── Extracted information ──

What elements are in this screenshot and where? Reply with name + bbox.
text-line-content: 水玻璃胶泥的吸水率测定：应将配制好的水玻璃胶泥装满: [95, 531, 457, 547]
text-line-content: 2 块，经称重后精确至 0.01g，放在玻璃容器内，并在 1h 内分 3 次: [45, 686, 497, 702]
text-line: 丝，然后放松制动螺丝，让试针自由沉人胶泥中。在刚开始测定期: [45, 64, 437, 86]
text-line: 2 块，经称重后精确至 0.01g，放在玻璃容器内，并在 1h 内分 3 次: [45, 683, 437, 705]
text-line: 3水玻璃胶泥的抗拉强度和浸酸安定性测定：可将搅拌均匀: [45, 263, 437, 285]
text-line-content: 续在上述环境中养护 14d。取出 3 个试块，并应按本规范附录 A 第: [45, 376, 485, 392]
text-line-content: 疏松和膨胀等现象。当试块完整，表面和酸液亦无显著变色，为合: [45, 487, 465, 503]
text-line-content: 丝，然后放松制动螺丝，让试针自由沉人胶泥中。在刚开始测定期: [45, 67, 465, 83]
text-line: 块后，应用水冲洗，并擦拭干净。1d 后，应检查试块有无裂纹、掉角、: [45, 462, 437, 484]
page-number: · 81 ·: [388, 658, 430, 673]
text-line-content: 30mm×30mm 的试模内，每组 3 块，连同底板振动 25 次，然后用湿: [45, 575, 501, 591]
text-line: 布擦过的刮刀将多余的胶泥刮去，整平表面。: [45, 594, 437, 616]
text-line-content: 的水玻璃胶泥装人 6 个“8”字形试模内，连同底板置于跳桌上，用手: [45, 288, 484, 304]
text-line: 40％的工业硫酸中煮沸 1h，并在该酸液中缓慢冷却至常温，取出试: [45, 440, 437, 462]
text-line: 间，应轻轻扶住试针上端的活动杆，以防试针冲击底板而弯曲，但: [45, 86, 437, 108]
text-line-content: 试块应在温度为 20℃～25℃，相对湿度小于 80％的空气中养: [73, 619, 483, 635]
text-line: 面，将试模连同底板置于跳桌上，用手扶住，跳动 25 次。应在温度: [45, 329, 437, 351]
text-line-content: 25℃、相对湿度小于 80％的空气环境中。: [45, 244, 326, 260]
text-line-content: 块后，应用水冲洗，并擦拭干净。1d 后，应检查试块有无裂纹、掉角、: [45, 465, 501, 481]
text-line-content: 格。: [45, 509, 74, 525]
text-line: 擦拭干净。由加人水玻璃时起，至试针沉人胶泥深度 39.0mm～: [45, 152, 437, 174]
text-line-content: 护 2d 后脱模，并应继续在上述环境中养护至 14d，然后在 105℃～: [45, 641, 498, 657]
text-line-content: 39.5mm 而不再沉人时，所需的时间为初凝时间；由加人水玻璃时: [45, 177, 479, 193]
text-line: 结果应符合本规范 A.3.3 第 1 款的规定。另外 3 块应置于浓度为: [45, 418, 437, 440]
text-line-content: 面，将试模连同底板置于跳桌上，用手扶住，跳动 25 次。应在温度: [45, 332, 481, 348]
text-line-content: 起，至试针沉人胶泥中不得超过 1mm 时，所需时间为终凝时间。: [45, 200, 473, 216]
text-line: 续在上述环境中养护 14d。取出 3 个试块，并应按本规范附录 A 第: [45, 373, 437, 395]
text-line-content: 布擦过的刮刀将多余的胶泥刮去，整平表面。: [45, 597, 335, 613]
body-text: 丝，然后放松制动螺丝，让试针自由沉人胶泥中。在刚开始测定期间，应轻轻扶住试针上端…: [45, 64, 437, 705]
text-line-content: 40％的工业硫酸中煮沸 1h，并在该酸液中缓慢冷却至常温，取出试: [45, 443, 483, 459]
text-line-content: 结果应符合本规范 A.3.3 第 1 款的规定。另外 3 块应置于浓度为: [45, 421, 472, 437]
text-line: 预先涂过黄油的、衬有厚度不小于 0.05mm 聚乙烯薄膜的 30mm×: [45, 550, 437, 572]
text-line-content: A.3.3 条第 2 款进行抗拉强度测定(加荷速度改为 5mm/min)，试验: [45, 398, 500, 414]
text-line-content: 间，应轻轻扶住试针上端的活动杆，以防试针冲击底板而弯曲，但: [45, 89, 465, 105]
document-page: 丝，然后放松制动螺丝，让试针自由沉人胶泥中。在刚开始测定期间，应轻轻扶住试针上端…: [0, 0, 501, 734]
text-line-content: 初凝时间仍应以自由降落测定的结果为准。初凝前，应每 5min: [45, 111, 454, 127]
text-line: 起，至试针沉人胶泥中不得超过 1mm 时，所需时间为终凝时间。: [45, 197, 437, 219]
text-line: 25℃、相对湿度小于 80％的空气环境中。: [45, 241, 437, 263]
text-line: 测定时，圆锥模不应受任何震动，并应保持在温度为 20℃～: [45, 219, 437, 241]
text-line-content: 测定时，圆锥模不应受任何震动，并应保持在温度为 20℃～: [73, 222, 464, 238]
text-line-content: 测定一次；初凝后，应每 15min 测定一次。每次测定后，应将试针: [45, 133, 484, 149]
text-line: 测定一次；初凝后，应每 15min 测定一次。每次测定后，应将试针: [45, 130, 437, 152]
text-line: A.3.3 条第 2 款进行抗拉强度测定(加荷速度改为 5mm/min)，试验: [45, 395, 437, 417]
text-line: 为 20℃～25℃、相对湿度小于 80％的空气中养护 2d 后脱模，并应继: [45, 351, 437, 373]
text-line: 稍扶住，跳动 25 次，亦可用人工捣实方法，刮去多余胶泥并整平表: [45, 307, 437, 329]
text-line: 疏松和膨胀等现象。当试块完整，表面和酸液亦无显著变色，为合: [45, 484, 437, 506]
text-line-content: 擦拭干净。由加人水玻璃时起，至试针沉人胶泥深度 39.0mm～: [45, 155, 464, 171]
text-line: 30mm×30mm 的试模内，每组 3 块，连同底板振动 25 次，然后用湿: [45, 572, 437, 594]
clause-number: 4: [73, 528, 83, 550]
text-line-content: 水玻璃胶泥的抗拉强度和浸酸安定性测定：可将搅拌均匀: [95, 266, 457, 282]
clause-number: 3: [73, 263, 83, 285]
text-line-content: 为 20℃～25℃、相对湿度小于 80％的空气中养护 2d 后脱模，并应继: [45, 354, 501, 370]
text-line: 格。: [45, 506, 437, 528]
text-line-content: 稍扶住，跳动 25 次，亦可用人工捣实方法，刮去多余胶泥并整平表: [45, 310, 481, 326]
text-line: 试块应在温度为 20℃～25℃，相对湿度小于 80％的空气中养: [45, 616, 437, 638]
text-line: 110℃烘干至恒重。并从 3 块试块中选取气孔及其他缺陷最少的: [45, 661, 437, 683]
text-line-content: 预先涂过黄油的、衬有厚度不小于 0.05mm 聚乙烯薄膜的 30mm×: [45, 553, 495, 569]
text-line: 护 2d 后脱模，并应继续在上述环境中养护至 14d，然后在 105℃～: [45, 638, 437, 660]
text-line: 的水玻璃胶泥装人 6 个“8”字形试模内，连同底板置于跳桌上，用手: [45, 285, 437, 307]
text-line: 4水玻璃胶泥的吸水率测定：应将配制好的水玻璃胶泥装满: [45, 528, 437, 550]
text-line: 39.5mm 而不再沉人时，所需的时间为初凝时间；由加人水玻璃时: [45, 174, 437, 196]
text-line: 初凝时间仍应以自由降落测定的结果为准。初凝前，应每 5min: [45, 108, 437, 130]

───

:: Set task ::
Substitute "line-content" for every occurrence of "text-line-content" in the records above, and leave everything else unchanged.

:: Solution below ::
What elements are in this screenshot and where? Reply with name + bbox.
line-content: 水玻璃胶泥的吸水率测定：应将配制好的水玻璃胶泥装满: [95, 531, 457, 547]
line-content: 2 块，经称重后精确至 0.01g，放在玻璃容器内，并在 1h 内分 3 次: [45, 686, 497, 702]
text-line: 丝，然后放松制动螺丝，让试针自由沉人胶泥中。在刚开始测定期: [45, 64, 437, 86]
text-line: 2 块，经称重后精确至 0.01g，放在玻璃容器内，并在 1h 内分 3 次: [45, 683, 437, 705]
text-line: 3水玻璃胶泥的抗拉强度和浸酸安定性测定：可将搅拌均匀: [45, 263, 437, 285]
line-content: 续在上述环境中养护 14d。取出 3 个试块，并应按本规范附录 A 第: [45, 376, 485, 392]
line-content: 疏松和膨胀等现象。当试块完整，表面和酸液亦无显著变色，为合: [45, 487, 465, 503]
line-content: 丝，然后放松制动螺丝，让试针自由沉人胶泥中。在刚开始测定期: [45, 67, 465, 83]
text-line: 块后，应用水冲洗，并擦拭干净。1d 后，应检查试块有无裂纹、掉角、: [45, 462, 437, 484]
page-number: · 81 ·: [388, 658, 430, 673]
line-content: 30mm×30mm 的试模内，每组 3 块，连同底板振动 25 次，然后用湿: [45, 575, 501, 591]
text-line: 布擦过的刮刀将多余的胶泥刮去，整平表面。: [45, 594, 437, 616]
line-content: 的水玻璃胶泥装人 6 个“8”字形试模内，连同底板置于跳桌上，用手: [45, 288, 484, 304]
text-line: 40％的工业硫酸中煮沸 1h，并在该酸液中缓慢冷却至常温，取出试: [45, 440, 437, 462]
text-line: 间，应轻轻扶住试针上端的活动杆，以防试针冲击底板而弯曲，但: [45, 86, 437, 108]
line-content: 试块应在温度为 20℃～25℃，相对湿度小于 80％的空气中养: [73, 619, 483, 635]
text-line: 面，将试模连同底板置于跳桌上，用手扶住，跳动 25 次。应在温度: [45, 329, 437, 351]
line-content: 25℃、相对湿度小于 80％的空气环境中。: [45, 244, 326, 260]
line-content: 块后，应用水冲洗，并擦拭干净。1d 后，应检查试块有无裂纹、掉角、: [45, 465, 501, 481]
line-content: 格。: [45, 509, 74, 525]
text-line: 擦拭干净。由加人水玻璃时起，至试针沉人胶泥深度 39.0mm～: [45, 152, 437, 174]
line-content: 护 2d 后脱模，并应继续在上述环境中养护至 14d，然后在 105℃～: [45, 641, 498, 657]
line-content: 39.5mm 而不再沉人时，所需的时间为初凝时间；由加人水玻璃时: [45, 177, 479, 193]
text-line: 结果应符合本规范 A.3.3 第 1 款的规定。另外 3 块应置于浓度为: [45, 418, 437, 440]
line-content: 面，将试模连同底板置于跳桌上，用手扶住，跳动 25 次。应在温度: [45, 332, 481, 348]
line-content: 起，至试针沉人胶泥中不得超过 1mm 时，所需时间为终凝时间。: [45, 200, 473, 216]
text-line: 续在上述环境中养护 14d。取出 3 个试块，并应按本规范附录 A 第: [45, 373, 437, 395]
line-content: 布擦过的刮刀将多余的胶泥刮去，整平表面。: [45, 597, 335, 613]
body-text: 丝，然后放松制动螺丝，让试针自由沉人胶泥中。在刚开始测定期间，应轻轻扶住试针上端…: [45, 64, 437, 705]
line-content: 40％的工业硫酸中煮沸 1h，并在该酸液中缓慢冷却至常温，取出试: [45, 443, 483, 459]
line-content: 结果应符合本规范 A.3.3 第 1 款的规定。另外 3 块应置于浓度为: [45, 421, 472, 437]
text-line: 预先涂过黄油的、衬有厚度不小于 0.05mm 聚乙烯薄膜的 30mm×: [45, 550, 437, 572]
line-content: A.3.3 条第 2 款进行抗拉强度测定(加荷速度改为 5mm/min)，试验: [45, 398, 500, 414]
line-content: 间，应轻轻扶住试针上端的活动杆，以防试针冲击底板而弯曲，但: [45, 89, 465, 105]
document-page: 丝，然后放松制动螺丝，让试针自由沉人胶泥中。在刚开始测定期间，应轻轻扶住试针上端…: [0, 0, 501, 734]
line-content: 初凝时间仍应以自由降落测定的结果为准。初凝前，应每 5min: [45, 111, 454, 127]
text-line: 起，至试针沉人胶泥中不得超过 1mm 时，所需时间为终凝时间。: [45, 197, 437, 219]
text-line: 25℃、相对湿度小于 80％的空气环境中。: [45, 241, 437, 263]
text-line: 测定时，圆锥模不应受任何震动，并应保持在温度为 20℃～: [45, 219, 437, 241]
line-content: 测定时，圆锥模不应受任何震动，并应保持在温度为 20℃～: [73, 222, 464, 238]
line-content: 测定一次；初凝后，应每 15min 测定一次。每次测定后，应将试针: [45, 133, 484, 149]
text-line: 测定一次；初凝后，应每 15min 测定一次。每次测定后，应将试针: [45, 130, 437, 152]
text-line: A.3.3 条第 2 款进行抗拉强度测定(加荷速度改为 5mm/min)，试验: [45, 395, 437, 417]
text-line: 为 20℃～25℃、相对湿度小于 80％的空气中养护 2d 后脱模，并应继: [45, 351, 437, 373]
text-line: 稍扶住，跳动 25 次，亦可用人工捣实方法，刮去多余胶泥并整平表: [45, 307, 437, 329]
text-line: 疏松和膨胀等现象。当试块完整，表面和酸液亦无显著变色，为合: [45, 484, 437, 506]
line-content: 擦拭干净。由加人水玻璃时起，至试针沉人胶泥深度 39.0mm～: [45, 155, 464, 171]
text-line: 30mm×30mm 的试模内，每组 3 块，连同底板振动 25 次，然后用湿: [45, 572, 437, 594]
clause-number: 4: [73, 528, 83, 550]
line-content: 水玻璃胶泥的抗拉强度和浸酸安定性测定：可将搅拌均匀: [95, 266, 457, 282]
clause-number: 3: [73, 263, 83, 285]
line-content: 为 20℃～25℃、相对湿度小于 80％的空气中养护 2d 后脱模，并应继: [45, 354, 501, 370]
text-line: 格。: [45, 506, 437, 528]
line-content: 稍扶住，跳动 25 次，亦可用人工捣实方法，刮去多余胶泥并整平表: [45, 310, 481, 326]
text-line: 试块应在温度为 20℃～25℃，相对湿度小于 80％的空气中养: [45, 616, 437, 638]
text-line: 110℃烘干至恒重。并从 3 块试块中选取气孔及其他缺陷最少的: [45, 661, 437, 683]
line-content: 预先涂过黄油的、衬有厚度不小于 0.05mm 聚乙烯薄膜的 30mm×: [45, 553, 495, 569]
text-line: 护 2d 后脱模，并应继续在上述环境中养护至 14d，然后在 105℃～: [45, 638, 437, 660]
text-line: 的水玻璃胶泥装人 6 个“8”字形试模内，连同底板置于跳桌上，用手: [45, 285, 437, 307]
text-line: 4水玻璃胶泥的吸水率测定：应将配制好的水玻璃胶泥装满: [45, 528, 437, 550]
text-line: 39.5mm 而不再沉人时，所需的时间为初凝时间；由加人水玻璃时: [45, 174, 437, 196]
text-line: 初凝时间仍应以自由降落测定的结果为准。初凝前，应每 5min: [45, 108, 437, 130]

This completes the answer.